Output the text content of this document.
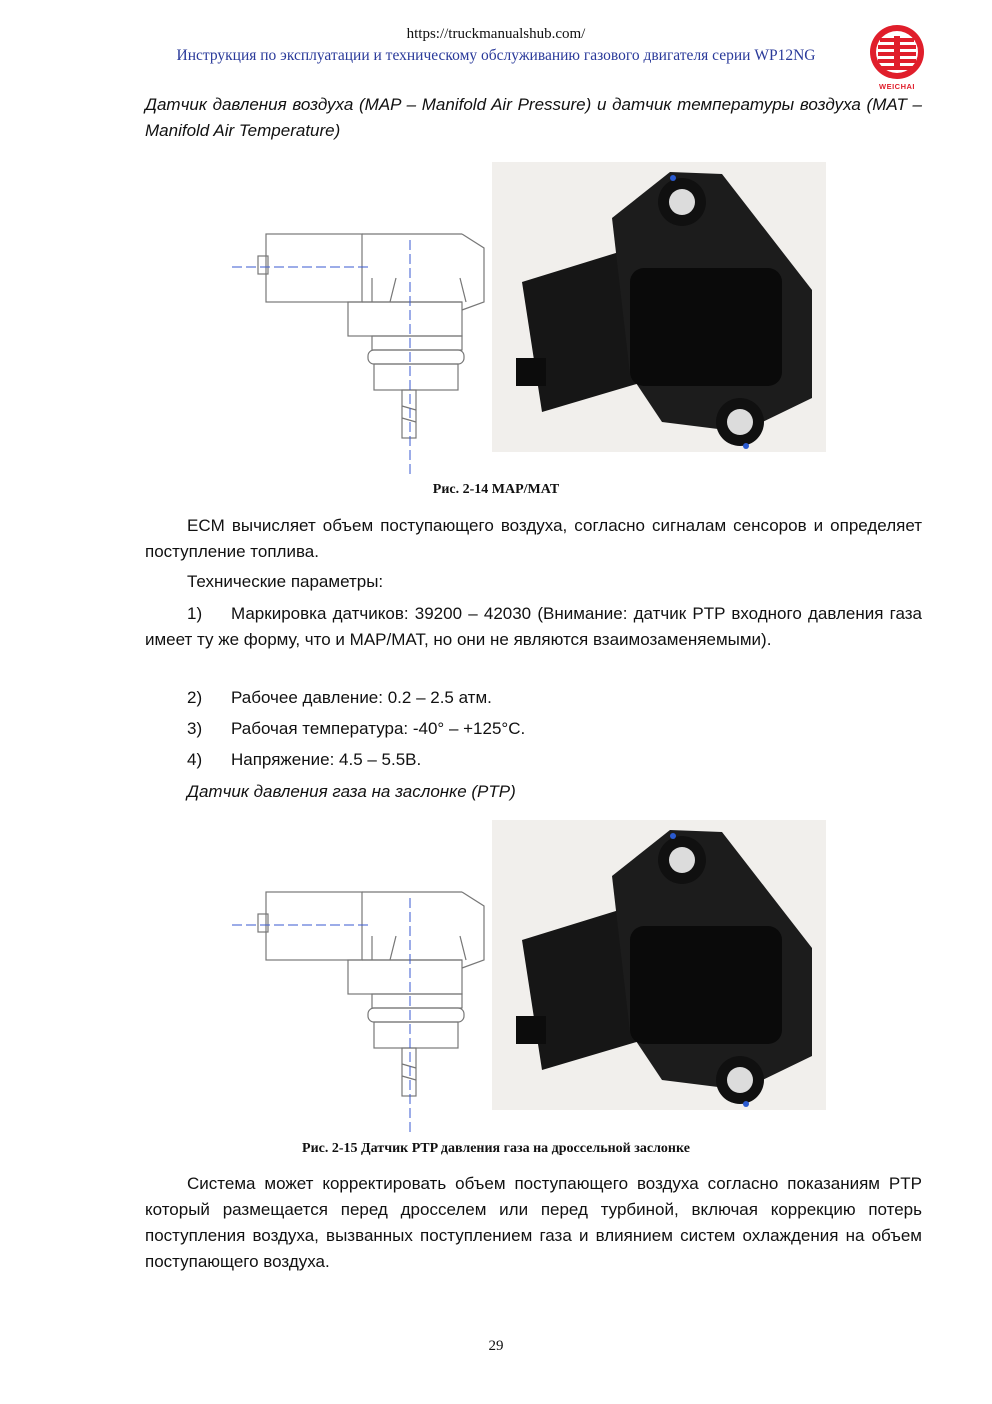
https://truckmanualshub.com/
Инструкция по эксплуатации и техническому обслуживанию газового двигателя серии WP12NG
WEICHAI
Датчик давления воздуха (MAP – Manifold Air Pressure) и датчик температуры воздуха (MAT – Manifold Air Temperature)
Рис. 2-14 MAP/MAT
ECM вычисляет объем поступающего воздуха, согласно сигналам сенсоров и определяет поступление топлива.
Технические параметры:
1) Маркировка датчиков: 39200 – 42030 (Внимание: датчик PTP входного давления газа имеет ту же форму, что и MAP/MAT, но они не являются взаимозаменяемыми).
2) Рабочее давление: 0.2 – 2.5 атм.
3) Рабочая температура: -40° – +125°C.
4) Напряжение: 4.5 – 5.5В.
Датчик давления газа на заслонке (PTP)
Рис. 2-15 Датчик PTP давления газа на дроссельной заслонке
Система может корректировать объем поступающего воздуха согласно показаниям PTP который размещается перед дросселем или перед турбиной, включая коррекцию потерь поступления воздуха, вызванных поступлением газа и влиянием систем охлаждения на объем поступающего воздуха.
29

### Do this
Reproduce each entry precisely, dropping only the pictures.

### Complete response
Output the text content of this document.
https://truckmanualshub.com/
Инструкция по эксплуатации и техническому обслуживанию газового двигателя серии WP12NG
WEICHAI
Датчик давления воздуха (MAP – Manifold Air Pressure) и датчик температуры воздуха (MAT – Manifold Air Temperature)
Рис. 2-14 MAP/MAT
ECM вычисляет объем поступающего воздуха, согласно сигналам сенсоров и определяет поступление топлива.
Технические параметры:
1) Маркировка датчиков: 39200 – 42030 (Внимание: датчик PTP входного давления газа имеет ту же форму, что и MAP/MAT, но они не являются взаимозаменяемыми).
2) Рабочее давление: 0.2 – 2.5 атм.
3) Рабочая температура: -40° – +125°C.
4) Напряжение: 4.5 – 5.5В.
Датчик давления газа на заслонке (PTP)
Рис. 2-15 Датчик PTP давления газа на дроссельной заслонке
Система может корректировать объем поступающего воздуха согласно показаниям PTP который размещается перед дросселем или перед турбиной, включая коррекцию потерь поступления воздуха, вызванных поступлением газа и влиянием систем охлаждения на объем поступающего воздуха.
29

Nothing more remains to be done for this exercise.